▸ **TASK DETAILS**:
Determine how many lines of the material hold the string "left" and reply with only that number.
··· INPUT ROWS
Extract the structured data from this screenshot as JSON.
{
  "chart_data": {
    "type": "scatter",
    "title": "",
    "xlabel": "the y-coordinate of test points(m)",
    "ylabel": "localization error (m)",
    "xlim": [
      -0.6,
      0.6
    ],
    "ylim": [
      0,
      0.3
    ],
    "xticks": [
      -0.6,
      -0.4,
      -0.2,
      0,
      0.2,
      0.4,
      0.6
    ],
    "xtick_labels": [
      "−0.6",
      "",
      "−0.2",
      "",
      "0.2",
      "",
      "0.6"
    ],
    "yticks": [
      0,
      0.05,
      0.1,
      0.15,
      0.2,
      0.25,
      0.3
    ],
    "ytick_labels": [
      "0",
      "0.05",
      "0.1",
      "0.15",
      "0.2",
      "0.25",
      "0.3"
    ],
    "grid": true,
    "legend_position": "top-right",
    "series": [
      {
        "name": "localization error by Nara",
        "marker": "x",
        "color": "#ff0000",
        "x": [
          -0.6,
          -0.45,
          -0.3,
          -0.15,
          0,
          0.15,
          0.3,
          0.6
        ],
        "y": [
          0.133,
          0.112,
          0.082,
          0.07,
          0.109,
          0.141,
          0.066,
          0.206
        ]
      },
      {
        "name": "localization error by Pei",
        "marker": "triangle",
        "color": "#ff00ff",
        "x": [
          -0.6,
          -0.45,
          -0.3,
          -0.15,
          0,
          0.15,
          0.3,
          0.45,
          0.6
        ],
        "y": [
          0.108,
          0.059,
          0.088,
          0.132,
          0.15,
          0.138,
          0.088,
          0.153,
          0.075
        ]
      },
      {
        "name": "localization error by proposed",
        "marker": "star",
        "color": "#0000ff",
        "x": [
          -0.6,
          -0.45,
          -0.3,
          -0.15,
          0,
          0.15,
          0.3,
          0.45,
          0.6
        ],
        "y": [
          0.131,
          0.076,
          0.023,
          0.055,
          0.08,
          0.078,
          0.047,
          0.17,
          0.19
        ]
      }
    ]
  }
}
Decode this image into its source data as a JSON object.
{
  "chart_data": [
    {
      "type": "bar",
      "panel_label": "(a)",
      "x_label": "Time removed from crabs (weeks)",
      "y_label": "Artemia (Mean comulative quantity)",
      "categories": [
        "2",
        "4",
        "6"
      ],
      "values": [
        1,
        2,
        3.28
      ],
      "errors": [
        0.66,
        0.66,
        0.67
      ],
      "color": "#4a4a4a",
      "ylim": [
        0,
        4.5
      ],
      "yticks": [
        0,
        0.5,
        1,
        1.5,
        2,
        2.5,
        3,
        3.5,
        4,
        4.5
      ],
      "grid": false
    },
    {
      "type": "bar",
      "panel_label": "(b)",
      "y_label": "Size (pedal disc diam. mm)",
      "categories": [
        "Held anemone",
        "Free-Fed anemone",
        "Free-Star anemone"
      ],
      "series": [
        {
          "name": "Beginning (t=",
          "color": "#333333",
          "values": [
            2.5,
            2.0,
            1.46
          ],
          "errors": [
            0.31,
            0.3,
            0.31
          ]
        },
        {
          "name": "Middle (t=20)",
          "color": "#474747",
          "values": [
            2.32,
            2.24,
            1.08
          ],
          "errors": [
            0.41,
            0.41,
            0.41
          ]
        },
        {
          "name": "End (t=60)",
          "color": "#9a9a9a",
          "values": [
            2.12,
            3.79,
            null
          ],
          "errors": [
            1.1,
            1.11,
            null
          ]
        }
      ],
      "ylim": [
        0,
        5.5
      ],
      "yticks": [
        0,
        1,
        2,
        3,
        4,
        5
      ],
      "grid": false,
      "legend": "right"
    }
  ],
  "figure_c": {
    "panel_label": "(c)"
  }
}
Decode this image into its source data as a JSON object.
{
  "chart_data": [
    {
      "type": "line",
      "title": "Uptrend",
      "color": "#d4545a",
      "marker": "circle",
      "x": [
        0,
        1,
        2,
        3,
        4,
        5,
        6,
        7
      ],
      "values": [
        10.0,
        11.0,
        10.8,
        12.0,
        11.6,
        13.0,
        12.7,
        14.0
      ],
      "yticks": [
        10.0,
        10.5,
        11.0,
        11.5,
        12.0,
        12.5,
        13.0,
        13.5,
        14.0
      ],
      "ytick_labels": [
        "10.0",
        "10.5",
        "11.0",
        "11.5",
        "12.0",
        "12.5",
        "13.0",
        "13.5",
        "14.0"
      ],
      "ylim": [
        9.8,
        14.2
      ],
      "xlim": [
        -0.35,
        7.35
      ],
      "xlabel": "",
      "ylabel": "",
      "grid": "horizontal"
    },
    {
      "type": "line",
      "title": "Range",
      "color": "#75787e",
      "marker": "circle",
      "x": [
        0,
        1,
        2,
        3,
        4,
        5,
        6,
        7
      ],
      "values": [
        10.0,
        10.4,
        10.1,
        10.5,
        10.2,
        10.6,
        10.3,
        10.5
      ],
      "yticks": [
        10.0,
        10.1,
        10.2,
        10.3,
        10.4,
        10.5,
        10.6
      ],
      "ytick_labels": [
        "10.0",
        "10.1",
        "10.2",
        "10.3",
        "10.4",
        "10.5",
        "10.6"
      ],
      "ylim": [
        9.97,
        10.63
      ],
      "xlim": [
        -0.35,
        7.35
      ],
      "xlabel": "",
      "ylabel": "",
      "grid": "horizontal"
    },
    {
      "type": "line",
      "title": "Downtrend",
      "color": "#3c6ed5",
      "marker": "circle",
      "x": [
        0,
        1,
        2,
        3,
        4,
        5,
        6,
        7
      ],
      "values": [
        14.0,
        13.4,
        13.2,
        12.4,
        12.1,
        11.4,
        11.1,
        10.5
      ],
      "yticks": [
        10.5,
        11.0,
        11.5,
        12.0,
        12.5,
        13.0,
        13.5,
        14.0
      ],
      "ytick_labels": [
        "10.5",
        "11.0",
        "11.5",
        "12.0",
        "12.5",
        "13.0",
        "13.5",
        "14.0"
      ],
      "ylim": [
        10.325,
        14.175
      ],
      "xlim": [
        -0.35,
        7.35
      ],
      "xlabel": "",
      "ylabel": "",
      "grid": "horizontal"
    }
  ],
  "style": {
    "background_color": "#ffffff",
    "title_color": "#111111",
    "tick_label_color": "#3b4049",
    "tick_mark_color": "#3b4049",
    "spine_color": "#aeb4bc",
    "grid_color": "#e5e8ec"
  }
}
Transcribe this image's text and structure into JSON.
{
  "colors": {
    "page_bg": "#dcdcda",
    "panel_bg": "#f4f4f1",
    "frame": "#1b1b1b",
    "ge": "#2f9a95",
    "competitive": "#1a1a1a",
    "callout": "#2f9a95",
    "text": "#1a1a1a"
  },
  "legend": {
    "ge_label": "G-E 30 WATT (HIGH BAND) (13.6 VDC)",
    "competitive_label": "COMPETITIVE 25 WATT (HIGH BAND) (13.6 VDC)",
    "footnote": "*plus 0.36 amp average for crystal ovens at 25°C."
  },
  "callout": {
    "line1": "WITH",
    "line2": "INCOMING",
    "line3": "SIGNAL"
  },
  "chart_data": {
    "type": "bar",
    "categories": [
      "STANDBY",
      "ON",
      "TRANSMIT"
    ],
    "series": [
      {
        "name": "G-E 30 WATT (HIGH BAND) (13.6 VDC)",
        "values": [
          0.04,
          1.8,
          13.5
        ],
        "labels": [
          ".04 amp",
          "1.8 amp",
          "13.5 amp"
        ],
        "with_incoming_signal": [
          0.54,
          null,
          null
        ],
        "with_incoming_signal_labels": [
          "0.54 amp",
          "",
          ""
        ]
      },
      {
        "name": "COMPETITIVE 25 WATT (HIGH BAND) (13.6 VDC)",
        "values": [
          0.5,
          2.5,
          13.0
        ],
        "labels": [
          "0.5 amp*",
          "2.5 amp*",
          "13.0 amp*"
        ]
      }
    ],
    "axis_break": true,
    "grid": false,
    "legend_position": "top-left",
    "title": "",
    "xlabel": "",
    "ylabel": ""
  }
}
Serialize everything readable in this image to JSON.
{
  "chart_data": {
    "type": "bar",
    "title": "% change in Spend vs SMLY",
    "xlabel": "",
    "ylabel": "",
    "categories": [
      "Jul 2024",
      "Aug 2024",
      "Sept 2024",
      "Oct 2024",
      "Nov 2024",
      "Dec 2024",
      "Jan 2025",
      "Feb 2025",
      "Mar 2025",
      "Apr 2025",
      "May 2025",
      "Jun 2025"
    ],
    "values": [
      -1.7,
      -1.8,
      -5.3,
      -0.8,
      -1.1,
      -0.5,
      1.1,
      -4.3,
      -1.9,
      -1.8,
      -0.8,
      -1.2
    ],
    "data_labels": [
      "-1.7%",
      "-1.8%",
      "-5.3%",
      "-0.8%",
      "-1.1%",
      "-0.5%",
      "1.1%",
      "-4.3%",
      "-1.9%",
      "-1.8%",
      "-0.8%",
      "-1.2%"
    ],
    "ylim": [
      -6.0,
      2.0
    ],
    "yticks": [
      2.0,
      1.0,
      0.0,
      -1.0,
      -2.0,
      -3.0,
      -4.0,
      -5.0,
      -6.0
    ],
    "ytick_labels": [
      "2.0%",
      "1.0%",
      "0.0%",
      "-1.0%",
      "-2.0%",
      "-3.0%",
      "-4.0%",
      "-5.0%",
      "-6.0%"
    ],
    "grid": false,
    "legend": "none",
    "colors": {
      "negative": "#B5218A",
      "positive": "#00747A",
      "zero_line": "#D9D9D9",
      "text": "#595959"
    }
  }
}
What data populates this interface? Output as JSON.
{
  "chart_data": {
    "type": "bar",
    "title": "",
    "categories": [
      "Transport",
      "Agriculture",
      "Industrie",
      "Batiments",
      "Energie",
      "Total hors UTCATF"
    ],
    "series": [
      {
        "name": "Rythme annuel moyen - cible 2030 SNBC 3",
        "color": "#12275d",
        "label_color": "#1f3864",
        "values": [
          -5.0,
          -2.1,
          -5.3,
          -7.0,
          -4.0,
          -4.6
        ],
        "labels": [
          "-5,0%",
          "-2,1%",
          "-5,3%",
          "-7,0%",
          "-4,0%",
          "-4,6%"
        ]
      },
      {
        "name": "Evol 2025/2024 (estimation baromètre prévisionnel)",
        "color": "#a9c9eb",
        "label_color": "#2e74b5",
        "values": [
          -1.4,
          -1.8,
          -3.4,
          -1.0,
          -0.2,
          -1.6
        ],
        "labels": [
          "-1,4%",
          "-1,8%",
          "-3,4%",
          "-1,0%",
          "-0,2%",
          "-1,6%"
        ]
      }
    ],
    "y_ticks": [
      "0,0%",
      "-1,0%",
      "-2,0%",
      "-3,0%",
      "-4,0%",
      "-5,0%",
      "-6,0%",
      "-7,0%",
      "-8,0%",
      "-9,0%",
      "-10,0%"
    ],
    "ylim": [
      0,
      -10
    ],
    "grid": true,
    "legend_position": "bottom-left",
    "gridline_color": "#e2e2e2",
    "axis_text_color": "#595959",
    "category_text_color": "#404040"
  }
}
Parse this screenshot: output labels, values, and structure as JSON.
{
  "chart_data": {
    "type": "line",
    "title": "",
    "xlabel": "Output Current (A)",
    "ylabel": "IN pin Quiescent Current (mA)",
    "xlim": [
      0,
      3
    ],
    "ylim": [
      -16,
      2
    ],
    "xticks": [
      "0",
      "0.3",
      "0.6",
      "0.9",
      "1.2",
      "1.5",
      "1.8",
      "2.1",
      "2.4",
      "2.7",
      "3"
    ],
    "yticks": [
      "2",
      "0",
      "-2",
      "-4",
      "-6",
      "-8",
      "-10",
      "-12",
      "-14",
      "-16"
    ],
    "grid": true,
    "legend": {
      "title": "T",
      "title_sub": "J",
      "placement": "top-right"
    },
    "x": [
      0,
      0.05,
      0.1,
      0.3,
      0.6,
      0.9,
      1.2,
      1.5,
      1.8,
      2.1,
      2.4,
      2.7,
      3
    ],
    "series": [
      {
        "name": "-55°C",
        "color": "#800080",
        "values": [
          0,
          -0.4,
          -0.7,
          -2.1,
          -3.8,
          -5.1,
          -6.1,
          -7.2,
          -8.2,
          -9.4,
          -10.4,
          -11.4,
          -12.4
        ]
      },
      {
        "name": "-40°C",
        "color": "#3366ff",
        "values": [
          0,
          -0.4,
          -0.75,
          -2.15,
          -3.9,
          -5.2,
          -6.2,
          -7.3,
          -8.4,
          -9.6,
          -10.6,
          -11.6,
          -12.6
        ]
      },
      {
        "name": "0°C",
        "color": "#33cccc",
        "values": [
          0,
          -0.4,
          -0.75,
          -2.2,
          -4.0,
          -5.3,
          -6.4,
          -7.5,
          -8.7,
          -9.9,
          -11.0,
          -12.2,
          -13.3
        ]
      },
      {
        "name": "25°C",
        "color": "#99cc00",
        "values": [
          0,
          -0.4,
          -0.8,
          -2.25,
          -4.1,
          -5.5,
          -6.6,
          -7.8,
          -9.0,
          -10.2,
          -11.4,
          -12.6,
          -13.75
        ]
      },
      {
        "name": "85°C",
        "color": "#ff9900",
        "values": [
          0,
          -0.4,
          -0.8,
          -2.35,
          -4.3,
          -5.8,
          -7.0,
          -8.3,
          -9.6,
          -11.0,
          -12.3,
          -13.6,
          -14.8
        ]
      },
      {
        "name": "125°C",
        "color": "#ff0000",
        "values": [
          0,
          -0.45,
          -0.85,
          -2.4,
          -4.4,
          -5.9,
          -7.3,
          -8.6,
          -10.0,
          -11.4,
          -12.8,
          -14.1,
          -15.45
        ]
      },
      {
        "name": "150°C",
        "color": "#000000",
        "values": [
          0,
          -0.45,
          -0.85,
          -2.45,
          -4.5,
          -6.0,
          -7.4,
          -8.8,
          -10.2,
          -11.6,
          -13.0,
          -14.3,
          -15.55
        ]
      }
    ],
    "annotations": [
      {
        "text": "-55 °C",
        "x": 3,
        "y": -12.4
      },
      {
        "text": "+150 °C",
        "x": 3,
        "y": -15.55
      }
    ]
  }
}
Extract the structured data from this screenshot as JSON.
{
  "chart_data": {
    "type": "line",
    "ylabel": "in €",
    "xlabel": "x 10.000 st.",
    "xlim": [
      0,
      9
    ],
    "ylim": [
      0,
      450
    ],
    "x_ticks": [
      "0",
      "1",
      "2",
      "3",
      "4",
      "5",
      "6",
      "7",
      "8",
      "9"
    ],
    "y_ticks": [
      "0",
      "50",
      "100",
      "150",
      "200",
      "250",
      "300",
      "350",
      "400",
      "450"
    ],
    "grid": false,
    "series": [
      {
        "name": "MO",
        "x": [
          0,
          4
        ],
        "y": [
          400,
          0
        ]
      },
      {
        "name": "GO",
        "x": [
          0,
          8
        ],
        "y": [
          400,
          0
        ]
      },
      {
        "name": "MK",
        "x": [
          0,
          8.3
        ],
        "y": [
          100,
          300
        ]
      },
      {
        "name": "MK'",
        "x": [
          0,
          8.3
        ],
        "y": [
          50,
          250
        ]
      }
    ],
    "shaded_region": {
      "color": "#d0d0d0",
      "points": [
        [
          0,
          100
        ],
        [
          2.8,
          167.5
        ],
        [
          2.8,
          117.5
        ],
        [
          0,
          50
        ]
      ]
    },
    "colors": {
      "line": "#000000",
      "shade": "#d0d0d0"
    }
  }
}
······
▸ **OUTPUT FOR THIS EXERCISE**:
2